**What you are asked to do**
Copy down all of the data underneath, exactly as shown.

[Collected data]
━━━━━━
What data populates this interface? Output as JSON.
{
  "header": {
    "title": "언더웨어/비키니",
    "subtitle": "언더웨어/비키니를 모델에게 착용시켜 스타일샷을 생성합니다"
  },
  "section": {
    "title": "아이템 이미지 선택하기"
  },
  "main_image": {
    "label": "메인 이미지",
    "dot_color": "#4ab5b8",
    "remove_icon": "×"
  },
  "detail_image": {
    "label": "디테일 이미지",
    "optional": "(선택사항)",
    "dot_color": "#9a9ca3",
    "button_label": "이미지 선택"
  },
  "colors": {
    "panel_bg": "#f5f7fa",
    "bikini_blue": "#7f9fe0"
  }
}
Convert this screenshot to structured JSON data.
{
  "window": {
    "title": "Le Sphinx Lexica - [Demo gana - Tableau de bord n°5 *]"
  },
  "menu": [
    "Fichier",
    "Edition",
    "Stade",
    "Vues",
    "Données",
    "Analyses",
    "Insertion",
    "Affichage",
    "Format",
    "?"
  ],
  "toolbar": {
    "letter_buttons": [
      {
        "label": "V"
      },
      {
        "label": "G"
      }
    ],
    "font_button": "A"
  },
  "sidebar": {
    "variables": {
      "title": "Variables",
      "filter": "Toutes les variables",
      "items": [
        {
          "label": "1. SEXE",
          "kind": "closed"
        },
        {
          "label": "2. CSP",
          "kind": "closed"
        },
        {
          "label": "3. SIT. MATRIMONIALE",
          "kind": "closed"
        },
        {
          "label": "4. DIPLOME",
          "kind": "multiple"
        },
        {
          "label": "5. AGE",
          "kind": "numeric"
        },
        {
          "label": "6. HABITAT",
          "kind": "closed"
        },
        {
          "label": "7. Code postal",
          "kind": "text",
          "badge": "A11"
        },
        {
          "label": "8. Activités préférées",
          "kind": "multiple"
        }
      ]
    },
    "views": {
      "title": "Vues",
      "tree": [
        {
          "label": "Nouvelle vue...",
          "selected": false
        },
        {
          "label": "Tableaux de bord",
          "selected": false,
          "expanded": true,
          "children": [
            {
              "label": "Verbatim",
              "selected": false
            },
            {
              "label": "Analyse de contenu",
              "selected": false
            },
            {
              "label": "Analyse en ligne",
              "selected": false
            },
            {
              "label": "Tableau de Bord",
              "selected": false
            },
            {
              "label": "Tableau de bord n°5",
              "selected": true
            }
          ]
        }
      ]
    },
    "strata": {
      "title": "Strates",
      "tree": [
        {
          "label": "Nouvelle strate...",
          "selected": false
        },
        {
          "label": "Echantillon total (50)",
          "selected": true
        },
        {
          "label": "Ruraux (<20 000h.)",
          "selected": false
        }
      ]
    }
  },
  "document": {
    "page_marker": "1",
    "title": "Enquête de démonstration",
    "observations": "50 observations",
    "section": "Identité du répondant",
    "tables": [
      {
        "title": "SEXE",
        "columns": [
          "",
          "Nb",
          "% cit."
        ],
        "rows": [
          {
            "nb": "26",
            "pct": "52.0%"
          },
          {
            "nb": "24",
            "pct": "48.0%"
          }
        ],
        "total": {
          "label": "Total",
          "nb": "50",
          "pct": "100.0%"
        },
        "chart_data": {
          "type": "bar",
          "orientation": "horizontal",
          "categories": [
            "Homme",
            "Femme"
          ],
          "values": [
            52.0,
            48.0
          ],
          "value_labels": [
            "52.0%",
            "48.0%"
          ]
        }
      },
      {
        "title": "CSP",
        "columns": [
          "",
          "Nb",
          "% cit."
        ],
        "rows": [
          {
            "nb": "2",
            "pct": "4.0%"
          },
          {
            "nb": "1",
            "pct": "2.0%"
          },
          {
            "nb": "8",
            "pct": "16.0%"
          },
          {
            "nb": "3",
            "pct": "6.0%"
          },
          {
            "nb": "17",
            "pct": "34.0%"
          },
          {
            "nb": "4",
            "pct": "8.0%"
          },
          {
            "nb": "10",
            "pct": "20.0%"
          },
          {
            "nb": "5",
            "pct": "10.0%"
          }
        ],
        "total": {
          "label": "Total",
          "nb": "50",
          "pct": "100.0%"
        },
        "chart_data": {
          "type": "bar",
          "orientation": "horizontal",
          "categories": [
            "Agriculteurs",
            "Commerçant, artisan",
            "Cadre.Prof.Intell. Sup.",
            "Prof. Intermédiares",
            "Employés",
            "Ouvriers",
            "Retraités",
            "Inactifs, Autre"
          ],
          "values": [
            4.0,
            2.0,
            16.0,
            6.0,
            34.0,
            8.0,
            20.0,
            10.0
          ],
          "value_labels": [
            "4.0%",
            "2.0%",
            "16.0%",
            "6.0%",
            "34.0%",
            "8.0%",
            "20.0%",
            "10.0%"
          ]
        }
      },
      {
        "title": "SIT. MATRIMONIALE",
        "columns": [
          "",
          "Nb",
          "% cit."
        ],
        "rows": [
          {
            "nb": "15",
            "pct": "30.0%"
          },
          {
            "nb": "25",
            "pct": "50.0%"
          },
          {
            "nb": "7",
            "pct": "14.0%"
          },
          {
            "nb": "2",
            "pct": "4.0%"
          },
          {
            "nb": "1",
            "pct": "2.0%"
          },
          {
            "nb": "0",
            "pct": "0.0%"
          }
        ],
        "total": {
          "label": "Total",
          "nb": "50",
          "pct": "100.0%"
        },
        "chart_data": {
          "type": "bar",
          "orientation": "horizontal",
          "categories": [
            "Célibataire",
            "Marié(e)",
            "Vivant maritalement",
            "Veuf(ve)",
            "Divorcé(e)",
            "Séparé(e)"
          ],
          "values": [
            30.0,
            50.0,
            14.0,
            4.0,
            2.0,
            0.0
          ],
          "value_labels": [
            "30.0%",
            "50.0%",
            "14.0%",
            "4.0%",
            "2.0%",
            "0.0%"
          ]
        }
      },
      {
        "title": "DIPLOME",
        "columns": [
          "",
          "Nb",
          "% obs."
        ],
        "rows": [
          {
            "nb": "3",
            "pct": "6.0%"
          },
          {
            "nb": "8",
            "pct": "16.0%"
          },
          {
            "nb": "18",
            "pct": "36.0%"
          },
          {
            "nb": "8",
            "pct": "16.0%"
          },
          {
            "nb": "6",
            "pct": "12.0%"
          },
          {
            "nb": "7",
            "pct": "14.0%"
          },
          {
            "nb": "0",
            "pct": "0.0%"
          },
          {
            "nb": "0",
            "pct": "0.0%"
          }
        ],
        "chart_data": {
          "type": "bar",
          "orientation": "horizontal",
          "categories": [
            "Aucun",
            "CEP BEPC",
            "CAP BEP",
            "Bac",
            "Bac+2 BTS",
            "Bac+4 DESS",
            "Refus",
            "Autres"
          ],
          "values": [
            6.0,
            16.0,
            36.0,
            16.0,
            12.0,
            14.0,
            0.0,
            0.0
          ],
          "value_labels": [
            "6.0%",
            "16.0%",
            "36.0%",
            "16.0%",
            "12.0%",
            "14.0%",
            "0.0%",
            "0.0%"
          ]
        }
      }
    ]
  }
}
━━━━━━
**Written solution**
What data populates this interface? Output as JSON.
{
  "header": {
    "title": "언더웨어/비키니",
    "subtitle": "언더웨어/비키니를 모델에게 착용시켜 스타일샷을 생성합니다"
  },
  "section": {
    "title": "아이템 이미지 선택하기"
  },
  "main_image": {
    "label": "메인 이미지",
    "dot_color": "#4ab5b8",
    "remove_icon": "×"
  },
  "detail_image": {
    "label": "디테일 이미지",
    "optional": "(선택사항)",
    "dot_color": "#9a9ca3",
    "button_label": "이미지 선택"
  },
  "colors": {
    "panel_bg": "#f5f7fa",
    "bikini_blue": "#7f9fe0"
  }
}
Convert this screenshot to structured JSON data.
{
  "window": {
    "title": "Le Sphinx Lexica - [Demo gana - Tableau de bord n°5 *]"
  },
  "menu": [
    "Fichier",
    "Edition",
    "Stade",
    "Vues",
    "Données",
    "Analyses",
    "Insertion",
    "Affichage",
    "Format",
    "?"
  ],
  "toolbar": {
    "letter_buttons": [
      {
        "label": "V"
      },
      {
        "label": "G"
      }
    ],
    "font_button": "A"
  },
  "sidebar": {
    "variables": {
      "title": "Variables",
      "filter": "Toutes les variables",
      "items": [
        {
          "label": "1. SEXE",
          "kind": "closed"
        },
        {
          "label": "2. CSP",
          "kind": "closed"
        },
        {
          "label": "3. SIT. MATRIMONIALE",
          "kind": "closed"
        },
        {
          "label": "4. DIPLOME",
          "kind": "multiple"
        },
        {
          "label": "5. AGE",
          "kind": "numeric"
        },
        {
          "label": "6. HABITAT",
          "kind": "closed"
        },
        {
          "label": "7. Code postal",
          "kind": "text",
          "badge": "A11"
        },
        {
          "label": "8. Activités préférées",
          "kind": "multiple"
        }
      ]
    },
    "views": {
      "title": "Vues",
      "tree": [
        {
          "label": "Nouvelle vue...",
          "selected": false
        },
        {
          "label": "Tableaux de bord",
          "selected": false,
          "expanded": true,
          "children": [
            {
              "label": "Verbatim",
              "selected": false
            },
            {
              "label": "Analyse de contenu",
              "selected": false
            },
            {
              "label": "Analyse en ligne",
              "selected": false
            },
            {
              "label": "Tableau de Bord",
              "selected": false
            },
            {
              "label": "Tableau de bord n°5",
              "selected": true
            }
          ]
        }
      ]
    },
    "strata": {
      "title": "Strates",
      "tree": [
        {
          "label": "Nouvelle strate...",
          "selected": false
        },
        {
          "label": "Echantillon total (50)",
          "selected": true
        },
        {
          "label": "Ruraux (<20 000h.)",
          "selected": false
        }
      ]
    }
  },
  "document": {
    "page_marker": "1",
    "title": "Enquête de démonstration",
    "observations": "50 observations",
    "section": "Identité du répondant",
    "tables": [
      {
        "title": "SEXE",
        "columns": [
          "",
          "Nb",
          "% cit."
        ],
        "rows": [
          {
            "nb": "26",
            "pct": "52.0%"
          },
          {
            "nb": "24",
            "pct": "48.0%"
          }
        ],
        "total": {
          "label": "Total",
          "nb": "50",
          "pct": "100.0%"
        },
        "chart_data": {
          "type": "bar",
          "orientation": "horizontal",
          "categories": [
            "Homme",
            "Femme"
          ],
          "values": [
            52.0,
            48.0
          ],
          "value_labels": [
            "52.0%",
            "48.0%"
          ]
        }
      },
      {
        "title": "CSP",
        "columns": [
          "",
          "Nb",
          "% cit."
        ],
        "rows": [
          {
            "nb": "2",
            "pct": "4.0%"
          },
          {
            "nb": "1",
            "pct": "2.0%"
          },
          {
            "nb": "8",
            "pct": "16.0%"
          },
          {
            "nb": "3",
            "pct": "6.0%"
          },
          {
            "nb": "17",
            "pct": "34.0%"
          },
          {
            "nb": "4",
            "pct": "8.0%"
          },
          {
            "nb": "10",
            "pct": "20.0%"
          },
          {
            "nb": "5",
            "pct": "10.0%"
          }
        ],
        "total": {
          "label": "Total",
          "nb": "50",
          "pct": "100.0%"
        },
        "chart_data": {
          "type": "bar",
          "orientation": "horizontal",
          "categories": [
            "Agriculteurs",
            "Commerçant, artisan",
            "Cadre.Prof.Intell. Sup.",
            "Prof. Intermédiares",
            "Employés",
            "Ouvriers",
            "Retraités",
            "Inactifs, Autre"
          ],
          "values": [
            4.0,
            2.0,
            16.0,
            6.0,
            34.0,
            8.0,
            20.0,
            10.0
          ],
          "value_labels": [
            "4.0%",
            "2.0%",
            "16.0%",
            "6.0%",
            "34.0%",
            "8.0%",
            "20.0%",
            "10.0%"
          ]
        }
      },
      {
        "title": "SIT. MATRIMONIALE",
        "columns": [
          "",
          "Nb",
          "% cit."
        ],
        "rows": [
          {
            "nb": "15",
            "pct": "30.0%"
          },
          {
            "nb": "25",
            "pct": "50.0%"
          },
          {
            "nb": "7",
            "pct": "14.0%"
          },
          {
            "nb": "2",
            "pct": "4.0%"
          },
          {
            "nb": "1",
            "pct": "2.0%"
          },
          {
            "nb": "0",
            "pct": "0.0%"
          }
        ],
        "total": {
          "label": "Total",
          "nb": "50",
          "pct": "100.0%"
        },
        "chart_data": {
          "type": "bar",
          "orientation": "horizontal",
          "categories": [
            "Célibataire",
            "Marié(e)",
            "Vivant maritalement",
            "Veuf(ve)",
            "Divorcé(e)",
            "Séparé(e)"
          ],
          "values": [
            30.0,
            50.0,
            14.0,
            4.0,
            2.0,
            0.0
          ],
          "value_labels": [
            "30.0%",
            "50.0%",
            "14.0%",
            "4.0%",
            "2.0%",
            "0.0%"
          ]
        }
      },
      {
        "title": "DIPLOME",
        "columns": [
          "",
          "Nb",
          "% obs."
        ],
        "rows": [
          {
            "nb": "3",
            "pct": "6.0%"
          },
          {
            "nb": "8",
            "pct": "16.0%"
          },
          {
            "nb": "18",
            "pct": "36.0%"
          },
          {
            "nb": "8",
            "pct": "16.0%"
          },
          {
            "nb": "6",
            "pct": "12.0%"
          },
          {
            "nb": "7",
            "pct": "14.0%"
          },
          {
            "nb": "0",
            "pct": "0.0%"
          },
          {
            "nb": "0",
            "pct": "0.0%"
          }
        ],
        "chart_data": {
          "type": "bar",
          "orientation": "horizontal",
          "categories": [
            "Aucun",
            "CEP BEPC",
            "CAP BEP",
            "Bac",
            "Bac+2 BTS",
            "Bac+4 DESS",
            "Refus",
            "Autres"
          ],
          "values": [
            6.0,
            16.0,
            36.0,
            16.0,
            12.0,
            14.0,
            0.0,
            0.0
          ],
          "value_labels": [
            "6.0%",
            "16.0%",
            "36.0%",
            "16.0%",
            "12.0%",
            "14.0%",
            "0.0%",
            "0.0%"
          ]
        }
      }
    ]
  }
}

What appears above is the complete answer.